=== WORK REQUIRED ===
Do any lines in the data below contain "有效的政府治理"? If so, copy every one of them.
☆ ☆ ☆ ☆ ☆ ☆ ☆
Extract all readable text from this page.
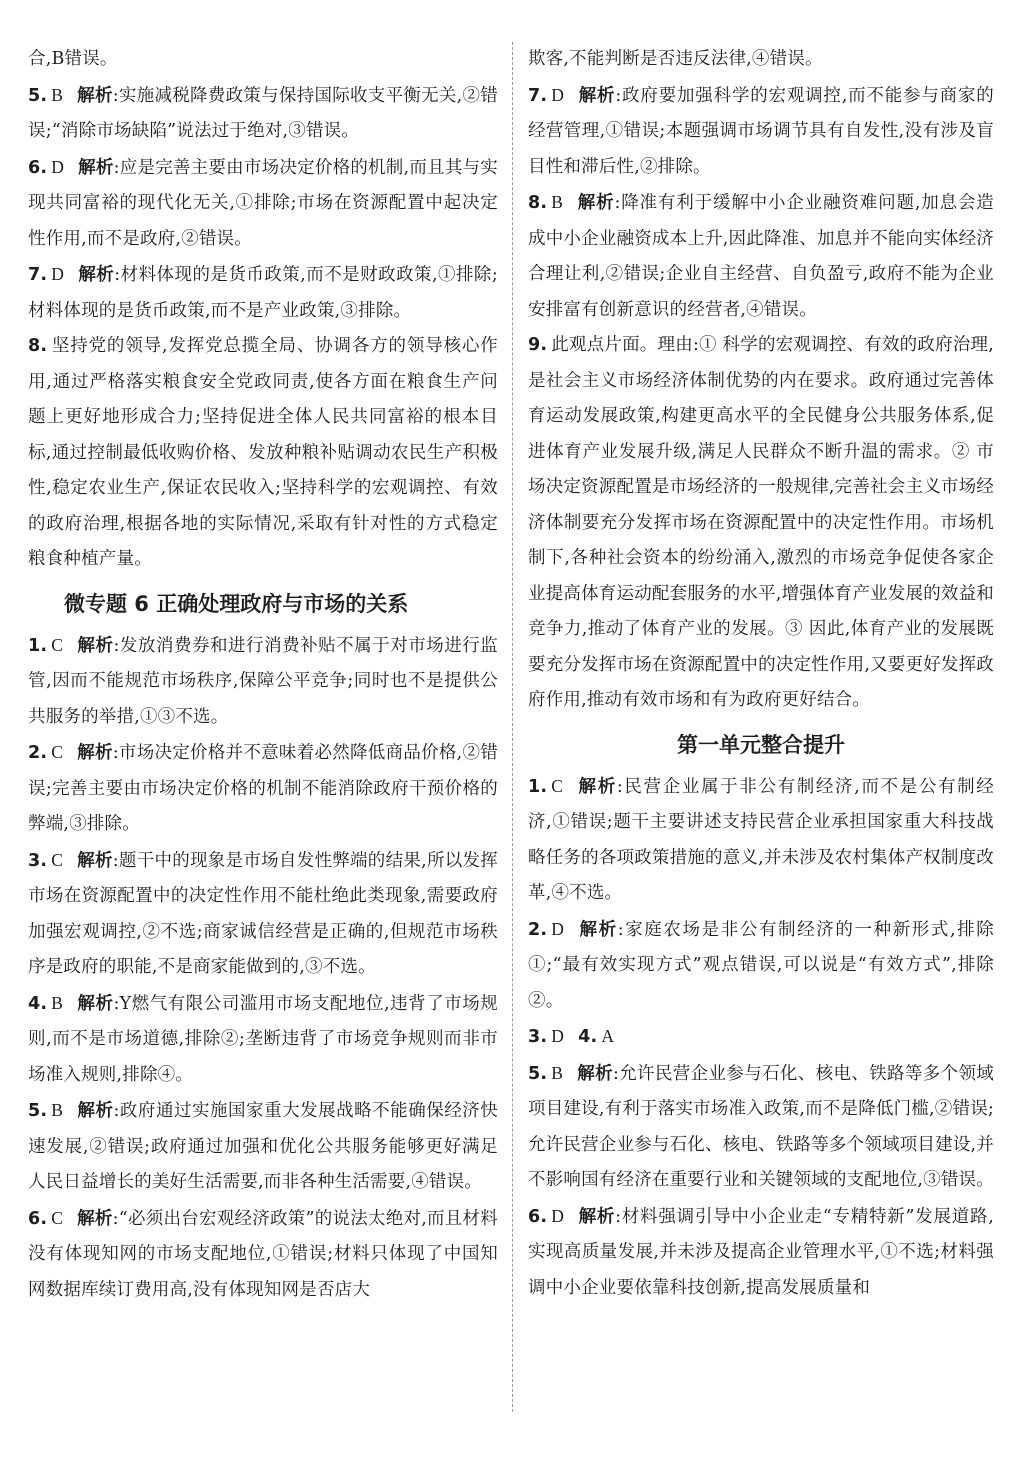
合,B错误。

5. B 解析:实施减税降费政策与保持国际收支平衡无关,②错误;“消除市场缺陷”说法过于绝对,③错误。

6. D 解析:应是完善主要由市场决定价格的机制,而且其与实现共同富裕的现代化无关,①排除;市场在资源配置中起决定性作用,而不是政府,②错误。

7. D 解析:材料体现的是货币政策,而不是财政政策,①排除;材料体现的是货币政策,而不是产业政策,③排除。

8. 坚持党的领导,发挥党总揽全局、协调各方的领导核心作用,通过严格落实粮食安全党政同责,使各方面在粮食生产问题上更好地形成合力;坚持促进全体人民共同富裕的根本目标,通过控制最低收购价格、发放种粮补贴调动农民生产积极性,稳定农业生产,保证农民收入;坚持科学的宏观调控、有效的政府治理,根据各地的实际情况,采取有针对性的方式稳定粮食种植产量。

微专题 6 正确处理政府与市场的关系

1. C 解析:发放消费券和进行消费补贴不属于对市场进行监管,因而不能规范市场秩序,保障公平竞争;同时也不是提供公共服务的举措,①③不选。

2. C 解析:市场决定价格并不意味着必然降低商品价格,②错误;完善主要由市场决定价格的机制不能消除政府干预价格的弊端,③排除。

3. C 解析:题干中的现象是市场自发性弊端的结果,所以发挥市场在资源配置中的决定性作用不能杜绝此类现象,需要政府加强宏观调控,②不选;商家诚信经营是正确的,但规范市场秩序是政府的职能,不是商家能做到的,③不选。

4. B 解析:Y燃气有限公司滥用市场支配地位,违背了市场规则,而不是市场道德,排除②;垄断违背了市场竞争规则而非市场准入规则,排除④。

5. B 解析:政府通过实施国家重大发展战略不能确保经济快速发展,②错误;政府通过加强和优化公共服务能够更好满足人民日益增长的美好生活需要,而非各种生活需要,④错误。

6. C 解析:“必须出台宏观经济政策”的说法太绝对,而且材料没有体现知网的市场支配地位,①错误;材料只体现了中国知网数据库续订费用高,没有体现知网是否店大

欺客,不能判断是否违反法律,④错误。

7. D 解析:政府要加强科学的宏观调控,而不能参与商家的经营管理,①错误;本题强调市场调节具有自发性,没有涉及盲目性和滞后性,②排除。

8. B 解析:降准有利于缓解中小企业融资难问题,加息会造成中小企业融资成本上升,因此降准、加息并不能向实体经济合理让利,②错误;企业自主经营、自负盈亏,政府不能为企业安排富有创新意识的经营者,④错误。

9. 此观点片面。理由:① 科学的宏观调控、有效的政府治理,是社会主义市场经济体制优势的内在要求。政府通过完善体育运动发展政策,构建更高水平的全民健身公共服务体系,促进体育产业发展升级,满足人民群众不断升温的需求。② 市场决定资源配置是市场经济的一般规律,完善社会主义市场经济体制要充分发挥市场在资源配置中的决定性作用。市场机制下,各种社会资本的纷纷涌入,激烈的市场竞争促使各家企业提高体育运动配套服务的水平,增强体育产业发展的效益和竞争力,推动了体育产业的发展。③ 因此,体育产业的发展既要充分发挥市场在资源配置中的决定性作用,又要更好发挥政府作用,推动有效市场和有为政府更好结合。

第一单元整合提升

1. C 解析:民营企业属于非公有制经济,而不是公有制经济,①错误;题干主要讲述支持民营企业承担国家重大科技战略任务的各项政策措施的意义,并未涉及农村集体产权制度改革,④不选。

2. D 解析:家庭农场是非公有制经济的一种新形式,排除①;“最有效实现方式”观点错误,可以说是“有效方式”,排除②。

3. D 4. A

5. B 解析:允许民营企业参与石化、核电、铁路等多个领域项目建设,有利于落实市场准入政策,而不是降低门槛,②错误;允许民营企业参与石化、核电、铁路等多个领域项目建设,并不影响国有经济在重要行业和关键领域的支配地位,③错误。

6. D 解析:材料强调引导中小企业走“专精特新”发展道路,实现高质量发展,并未涉及提高企业管理水平,①不选;材料强调中小企业要依靠科技创新,提高发展质量和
☆ ☆ ☆ ☆ ☆ ☆ ☆
=== ANSWER TO THE PROBLEM ===
8. 坚持党的领导,发挥党总揽全局、协调各方的领导核心作用,通过严格落实粮食安全党政同责,使各方面在粮食生产问题上更好地形成合力;坚持促进全体人民共同富裕的根本目标,通过控制最低收购价格、发放种粮补贴调动农民生产积极性,稳定农业生产,保证农民收入;坚持科学的宏观调控、有效的政府治理,根据各地的实际情况,采取有针对性的方式稳定粮食种植产量。
9. 此观点片面。理由:① 科学的宏观调控、有效的政府治理,是社会主义市场经济体制优势的内在要求。政府通过完善体育运动发展政策,构建更高水平的全民健身公共服务体系,促进体育产业发展升级,满足人民群众不断升温的需求。② 市场决定资源配置是市场经济的一般规律,完善社会主义市场经济体制要充分发挥市场在资源配置中的决定性作用。市场机制下,各种社会资本的纷纷涌入,激烈的市场竞争促使各家企业提高体育运动配套服务的水平,增强体育产业发展的效益和竞争力,推动了体育产业的发展。③ 因此,体育产业的发展既要充分发挥市场在资源配置中的决定性作用,又要更好发挥政府作用,推动有效市场和有为政府更好结合。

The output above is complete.